TASK OBJECTIVE:
Scan the records for the word "nawigacji". Copy each line that includes it.

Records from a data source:
#####

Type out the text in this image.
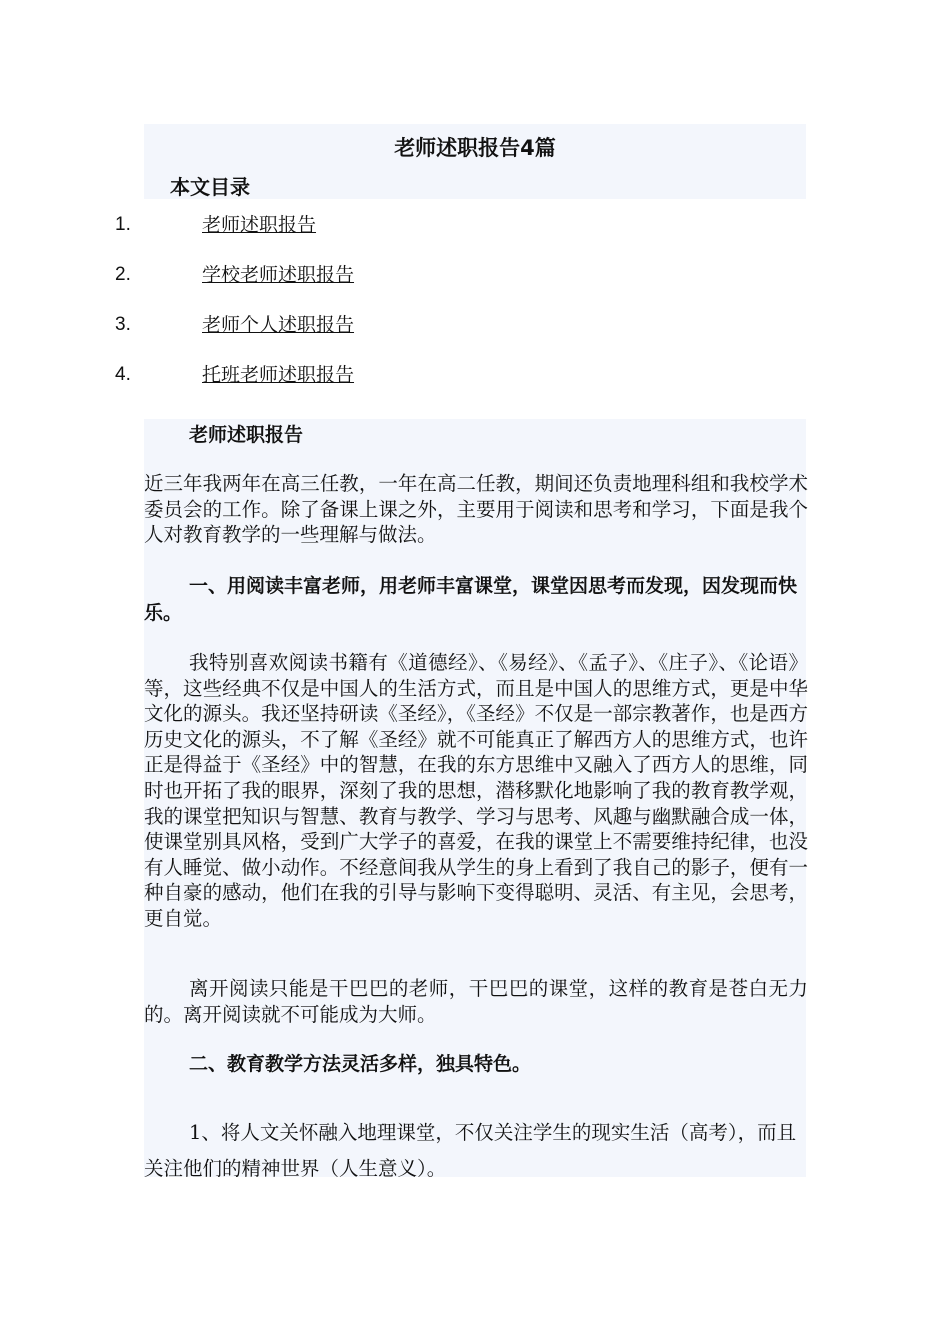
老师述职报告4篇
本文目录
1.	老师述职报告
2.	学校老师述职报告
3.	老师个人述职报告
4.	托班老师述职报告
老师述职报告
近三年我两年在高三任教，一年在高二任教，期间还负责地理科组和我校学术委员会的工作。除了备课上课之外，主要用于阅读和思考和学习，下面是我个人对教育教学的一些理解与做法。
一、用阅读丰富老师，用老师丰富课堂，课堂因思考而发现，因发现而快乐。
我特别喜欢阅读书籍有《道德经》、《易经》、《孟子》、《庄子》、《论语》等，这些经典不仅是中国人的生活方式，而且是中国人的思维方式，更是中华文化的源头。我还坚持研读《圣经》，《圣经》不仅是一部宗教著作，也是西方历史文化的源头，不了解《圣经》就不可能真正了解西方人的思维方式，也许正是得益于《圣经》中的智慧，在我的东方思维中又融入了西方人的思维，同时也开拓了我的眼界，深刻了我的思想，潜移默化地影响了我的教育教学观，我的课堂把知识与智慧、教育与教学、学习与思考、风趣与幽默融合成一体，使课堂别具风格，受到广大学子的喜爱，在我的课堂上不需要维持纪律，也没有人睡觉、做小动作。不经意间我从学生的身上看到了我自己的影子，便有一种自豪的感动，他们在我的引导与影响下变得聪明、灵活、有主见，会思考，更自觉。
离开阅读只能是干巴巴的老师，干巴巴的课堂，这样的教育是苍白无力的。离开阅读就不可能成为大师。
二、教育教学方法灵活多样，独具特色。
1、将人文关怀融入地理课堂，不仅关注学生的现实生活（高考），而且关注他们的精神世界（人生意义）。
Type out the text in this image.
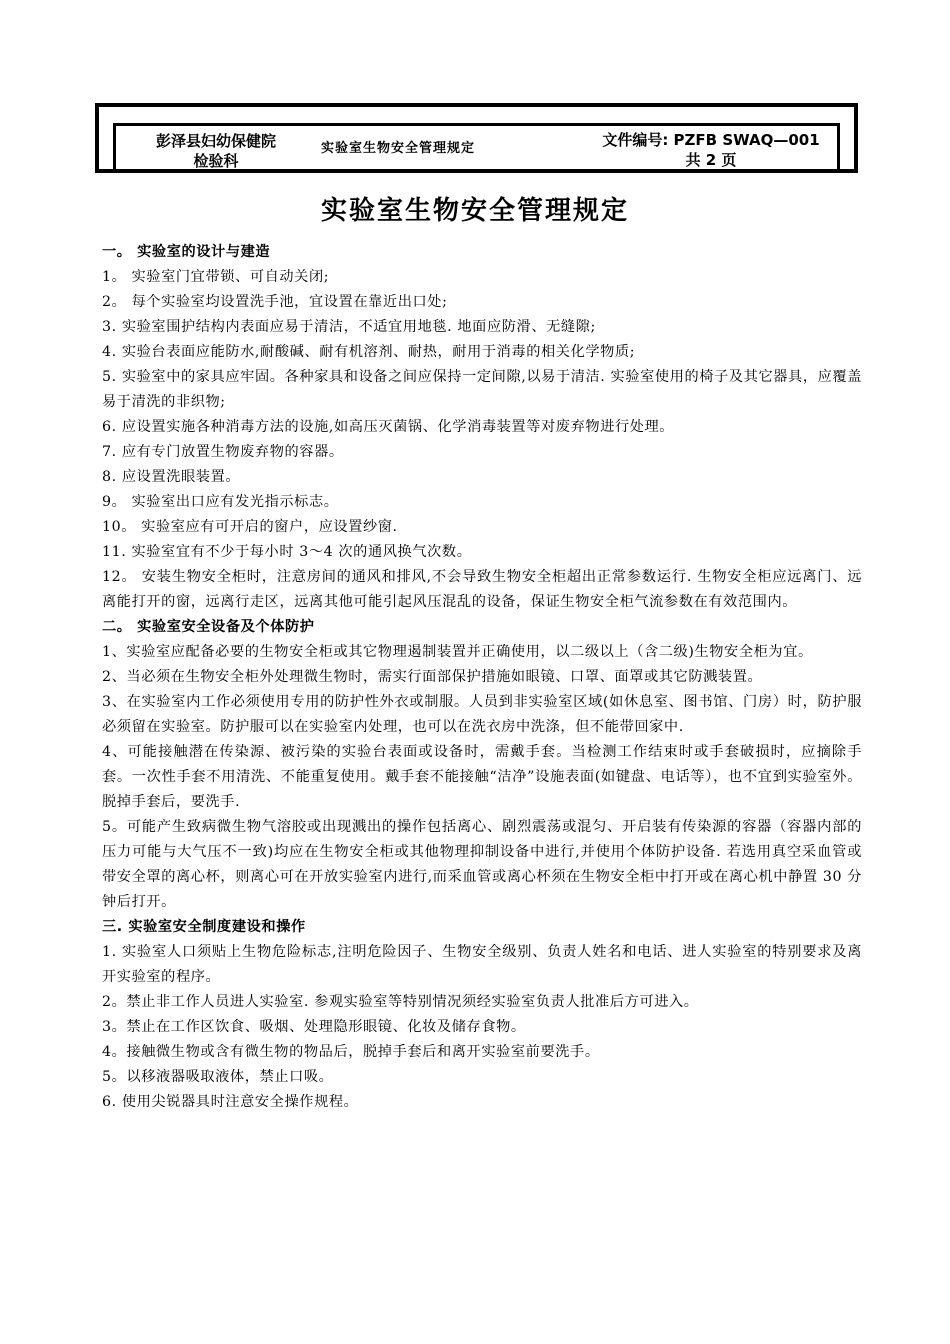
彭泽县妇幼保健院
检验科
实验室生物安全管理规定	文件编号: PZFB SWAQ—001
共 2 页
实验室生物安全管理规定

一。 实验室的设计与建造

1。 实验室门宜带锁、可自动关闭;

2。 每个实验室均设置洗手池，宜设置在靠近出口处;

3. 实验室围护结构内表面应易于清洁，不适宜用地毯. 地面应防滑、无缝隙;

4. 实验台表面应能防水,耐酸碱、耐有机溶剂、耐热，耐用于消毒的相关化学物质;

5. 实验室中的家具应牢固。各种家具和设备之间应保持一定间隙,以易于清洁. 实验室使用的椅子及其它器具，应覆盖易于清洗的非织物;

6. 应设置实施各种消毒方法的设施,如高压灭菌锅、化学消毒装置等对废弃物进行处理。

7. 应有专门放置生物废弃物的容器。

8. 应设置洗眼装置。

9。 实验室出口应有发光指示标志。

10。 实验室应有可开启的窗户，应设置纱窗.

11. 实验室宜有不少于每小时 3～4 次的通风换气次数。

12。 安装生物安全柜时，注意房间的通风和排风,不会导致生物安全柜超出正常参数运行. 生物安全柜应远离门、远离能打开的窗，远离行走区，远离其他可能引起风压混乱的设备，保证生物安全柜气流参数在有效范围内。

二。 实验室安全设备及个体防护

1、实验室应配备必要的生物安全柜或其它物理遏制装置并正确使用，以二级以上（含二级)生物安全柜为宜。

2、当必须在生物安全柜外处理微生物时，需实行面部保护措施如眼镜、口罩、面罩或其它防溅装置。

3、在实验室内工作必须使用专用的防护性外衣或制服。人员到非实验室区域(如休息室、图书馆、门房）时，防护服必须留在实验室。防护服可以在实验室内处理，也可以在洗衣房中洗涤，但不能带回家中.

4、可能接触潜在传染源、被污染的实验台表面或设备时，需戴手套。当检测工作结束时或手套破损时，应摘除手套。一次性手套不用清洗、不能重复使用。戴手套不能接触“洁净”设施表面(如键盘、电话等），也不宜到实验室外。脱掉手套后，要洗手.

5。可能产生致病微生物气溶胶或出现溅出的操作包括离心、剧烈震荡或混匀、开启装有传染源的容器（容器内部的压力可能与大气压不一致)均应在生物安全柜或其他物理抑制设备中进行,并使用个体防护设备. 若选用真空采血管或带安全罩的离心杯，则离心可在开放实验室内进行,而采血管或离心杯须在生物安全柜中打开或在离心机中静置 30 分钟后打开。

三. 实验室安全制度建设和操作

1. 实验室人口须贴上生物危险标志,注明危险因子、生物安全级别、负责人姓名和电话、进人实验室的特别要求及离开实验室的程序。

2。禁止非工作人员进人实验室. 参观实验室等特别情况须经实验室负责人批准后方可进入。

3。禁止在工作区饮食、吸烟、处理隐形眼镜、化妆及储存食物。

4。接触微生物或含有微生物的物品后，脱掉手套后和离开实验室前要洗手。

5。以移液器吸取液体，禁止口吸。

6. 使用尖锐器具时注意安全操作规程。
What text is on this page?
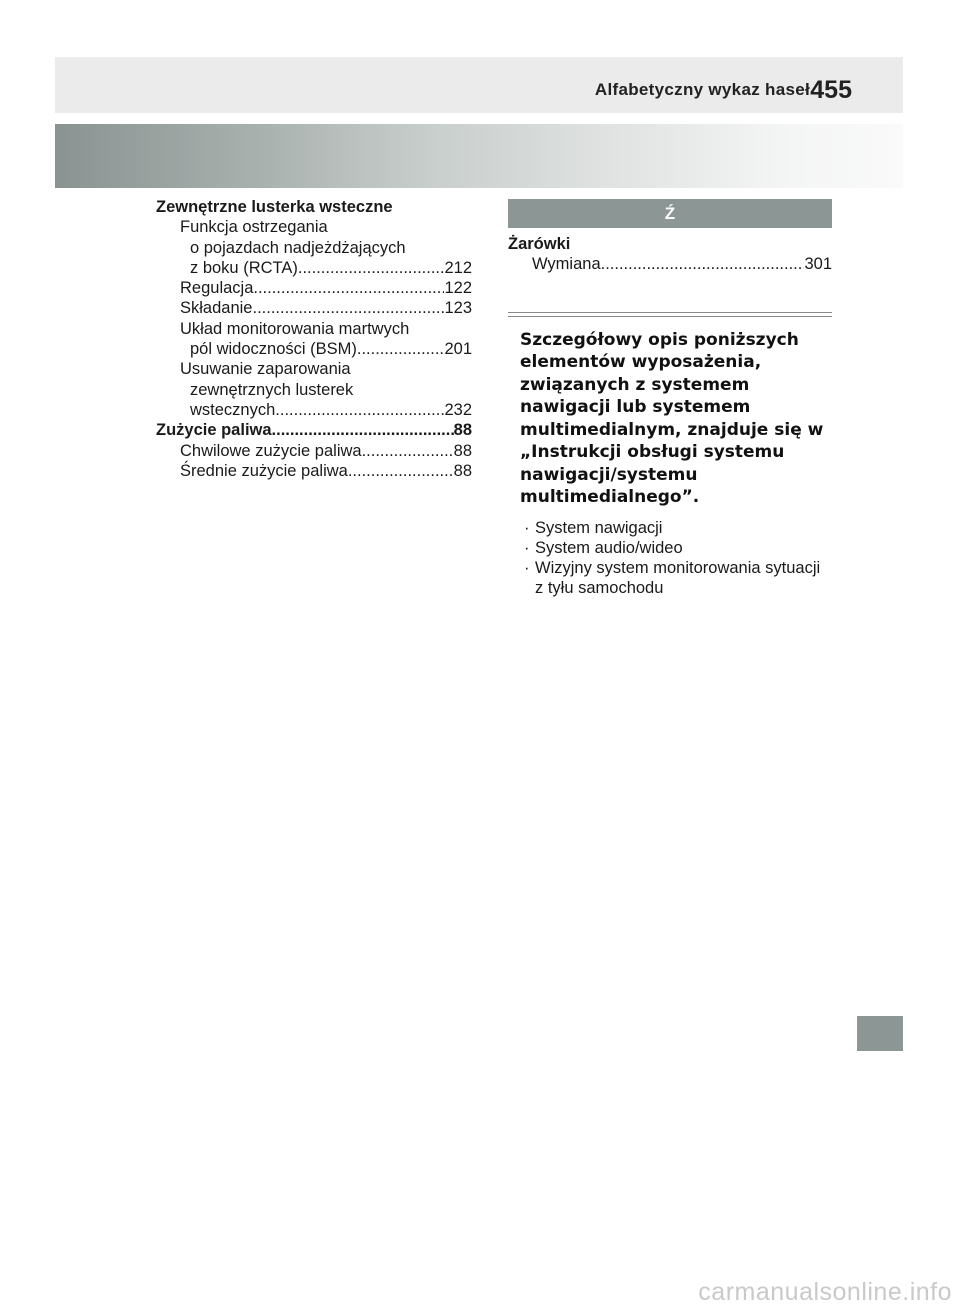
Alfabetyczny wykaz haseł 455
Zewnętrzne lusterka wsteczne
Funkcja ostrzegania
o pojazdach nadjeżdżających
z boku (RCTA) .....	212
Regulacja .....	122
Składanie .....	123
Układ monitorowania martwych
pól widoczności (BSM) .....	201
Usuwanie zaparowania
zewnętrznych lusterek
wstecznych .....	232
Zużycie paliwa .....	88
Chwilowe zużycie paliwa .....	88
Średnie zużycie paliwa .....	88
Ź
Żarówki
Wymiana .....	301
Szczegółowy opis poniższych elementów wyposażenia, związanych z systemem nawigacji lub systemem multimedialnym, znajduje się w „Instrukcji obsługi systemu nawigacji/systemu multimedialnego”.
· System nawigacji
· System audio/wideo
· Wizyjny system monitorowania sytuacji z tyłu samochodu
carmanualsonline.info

#####

CORRECT ANSWER:
Szczegółowy opis poniższych elementów wyposażenia, związanych z systemem nawigacji lub systemem multimedialnym, znajduje się w „Instrukcji obsługi systemu nawigacji/systemu multimedialnego”.
· System nawigacji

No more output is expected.